# Material
◆ ◆ ◆ ◆ ◆

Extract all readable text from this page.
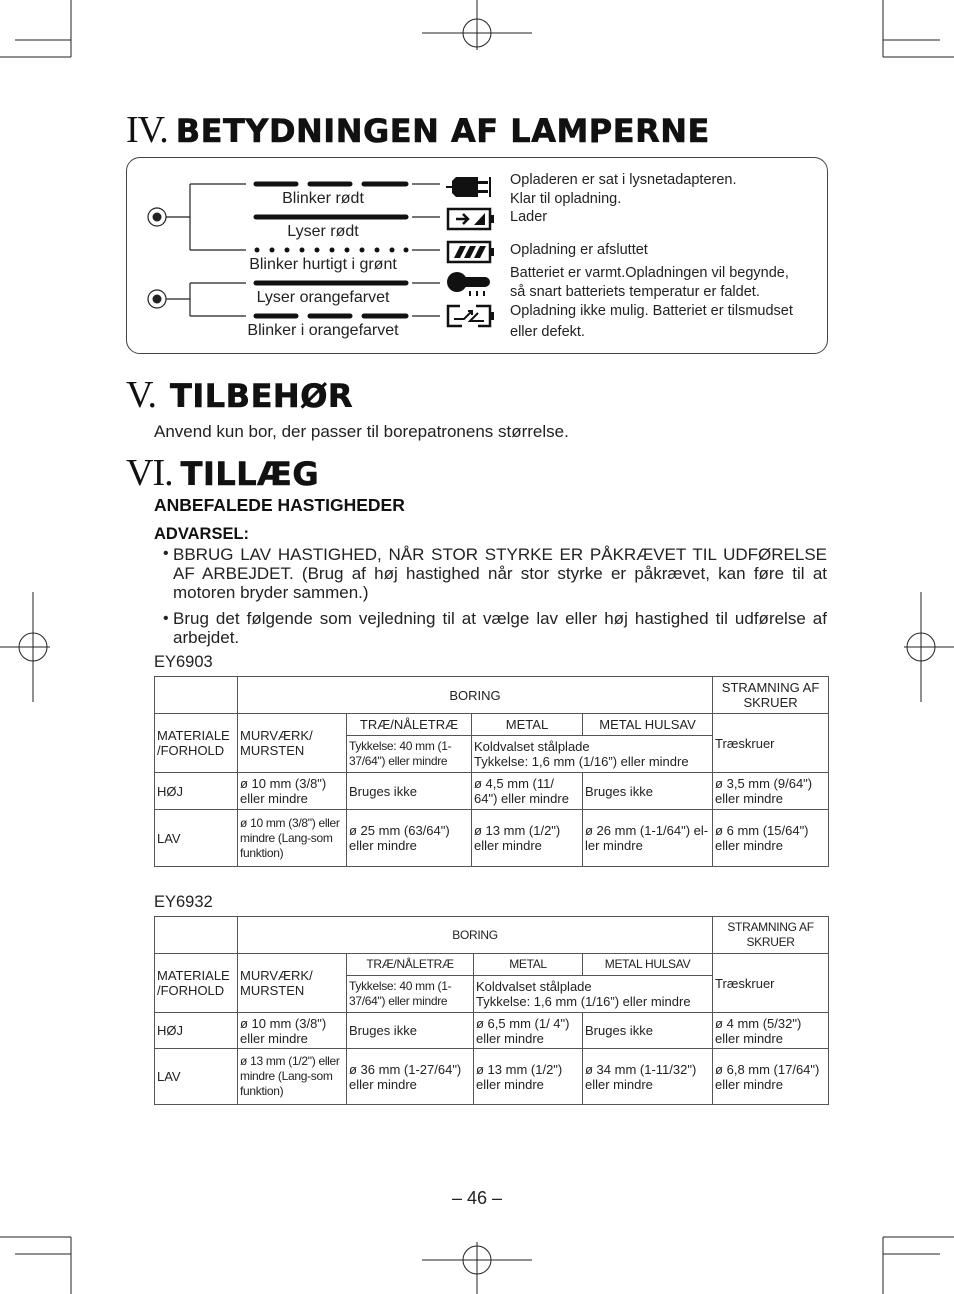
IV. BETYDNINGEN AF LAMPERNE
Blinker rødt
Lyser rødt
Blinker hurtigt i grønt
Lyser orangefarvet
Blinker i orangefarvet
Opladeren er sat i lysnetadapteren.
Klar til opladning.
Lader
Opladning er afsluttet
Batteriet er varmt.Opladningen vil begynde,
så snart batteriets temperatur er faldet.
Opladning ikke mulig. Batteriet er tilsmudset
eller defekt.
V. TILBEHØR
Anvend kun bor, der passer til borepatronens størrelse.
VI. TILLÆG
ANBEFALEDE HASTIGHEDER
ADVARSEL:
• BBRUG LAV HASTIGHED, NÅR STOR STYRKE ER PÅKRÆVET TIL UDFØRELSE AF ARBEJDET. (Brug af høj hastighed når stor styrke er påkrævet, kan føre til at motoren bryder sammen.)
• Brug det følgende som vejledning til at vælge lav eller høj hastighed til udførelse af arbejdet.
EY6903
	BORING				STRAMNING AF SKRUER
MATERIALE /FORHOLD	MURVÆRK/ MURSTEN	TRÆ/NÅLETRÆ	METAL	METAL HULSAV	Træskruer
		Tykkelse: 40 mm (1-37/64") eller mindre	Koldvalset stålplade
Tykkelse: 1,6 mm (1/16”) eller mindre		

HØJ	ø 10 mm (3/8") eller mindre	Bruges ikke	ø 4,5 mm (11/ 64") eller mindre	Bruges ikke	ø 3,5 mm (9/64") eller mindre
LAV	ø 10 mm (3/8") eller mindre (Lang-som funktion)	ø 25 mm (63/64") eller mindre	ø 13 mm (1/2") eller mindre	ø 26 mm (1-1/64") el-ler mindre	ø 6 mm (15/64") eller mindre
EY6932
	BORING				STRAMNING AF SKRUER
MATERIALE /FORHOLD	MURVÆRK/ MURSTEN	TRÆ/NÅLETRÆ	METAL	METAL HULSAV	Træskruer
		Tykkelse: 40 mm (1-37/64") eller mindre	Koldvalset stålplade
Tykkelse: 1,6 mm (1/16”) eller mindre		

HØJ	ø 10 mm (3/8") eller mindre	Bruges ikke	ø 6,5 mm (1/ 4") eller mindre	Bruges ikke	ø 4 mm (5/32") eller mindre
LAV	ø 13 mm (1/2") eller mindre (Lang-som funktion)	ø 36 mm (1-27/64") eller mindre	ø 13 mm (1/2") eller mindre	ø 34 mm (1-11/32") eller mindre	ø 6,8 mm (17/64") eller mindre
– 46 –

◆ ◆ ◆ ◆ ◆

# Task requirements
Output the data above without changes, apart from leaving out the pictures.

# Exercise answer
Extract all readable text from this page.
IV. BETYDNINGEN AF LAMPERNE
Blinker rødt
Lyser rødt
Blinker hurtigt i grønt
Lyser orangefarvet
Blinker i orangefarvet
Opladeren er sat i lysnetadapteren.
Klar til opladning.
Lader
Opladning er afsluttet
Batteriet er varmt.Opladningen vil begynde,
så snart batteriets temperatur er faldet.
Opladning ikke mulig. Batteriet er tilsmudset
eller defekt.
V. TILBEHØR
Anvend kun bor, der passer til borepatronens størrelse.
VI. TILLÆG
ANBEFALEDE HASTIGHEDER
ADVARSEL:
• BBRUG LAV HASTIGHED, NÅR STOR STYRKE ER PÅKRÆVET TIL UDFØRELSE AF ARBEJDET. (Brug af høj hastighed når stor styrke er påkrævet, kan føre til at motoren bryder sammen.)
• Brug det følgende som vejledning til at vælge lav eller høj hastighed til udførelse af arbejdet.
EY6903
	BORING				STRAMNING AF SKRUER
MATERIALE /FORHOLD	MURVÆRK/ MURSTEN	TRÆ/NÅLETRÆ	METAL	METAL HULSAV	Træskruer
		Tykkelse: 40 mm (1-37/64") eller mindre	Koldvalset stålplade
Tykkelse: 1,6 mm (1/16”) eller mindre		

HØJ	ø 10 mm (3/8") eller mindre	Bruges ikke	ø 4,5 mm (11/ 64") eller mindre	Bruges ikke	ø 3,5 mm (9/64") eller mindre
LAV	ø 10 mm (3/8") eller mindre (Lang-som funktion)	ø 25 mm (63/64") eller mindre	ø 13 mm (1/2") eller mindre	ø 26 mm (1-1/64") el-ler mindre	ø 6 mm (15/64") eller mindre
EY6932
	BORING				STRAMNING AF SKRUER
MATERIALE /FORHOLD	MURVÆRK/ MURSTEN	TRÆ/NÅLETRÆ	METAL	METAL HULSAV	Træskruer
		Tykkelse: 40 mm (1-37/64") eller mindre	Koldvalset stålplade
Tykkelse: 1,6 mm (1/16”) eller mindre		

HØJ	ø 10 mm (3/8") eller mindre	Bruges ikke	ø 6,5 mm (1/ 4") eller mindre	Bruges ikke	ø 4 mm (5/32") eller mindre
LAV	ø 13 mm (1/2") eller mindre (Lang-som funktion)	ø 36 mm (1-27/64") eller mindre	ø 13 mm (1/2") eller mindre	ø 34 mm (1-11/32") eller mindre	ø 6,8 mm (17/64") eller mindre
– 46 –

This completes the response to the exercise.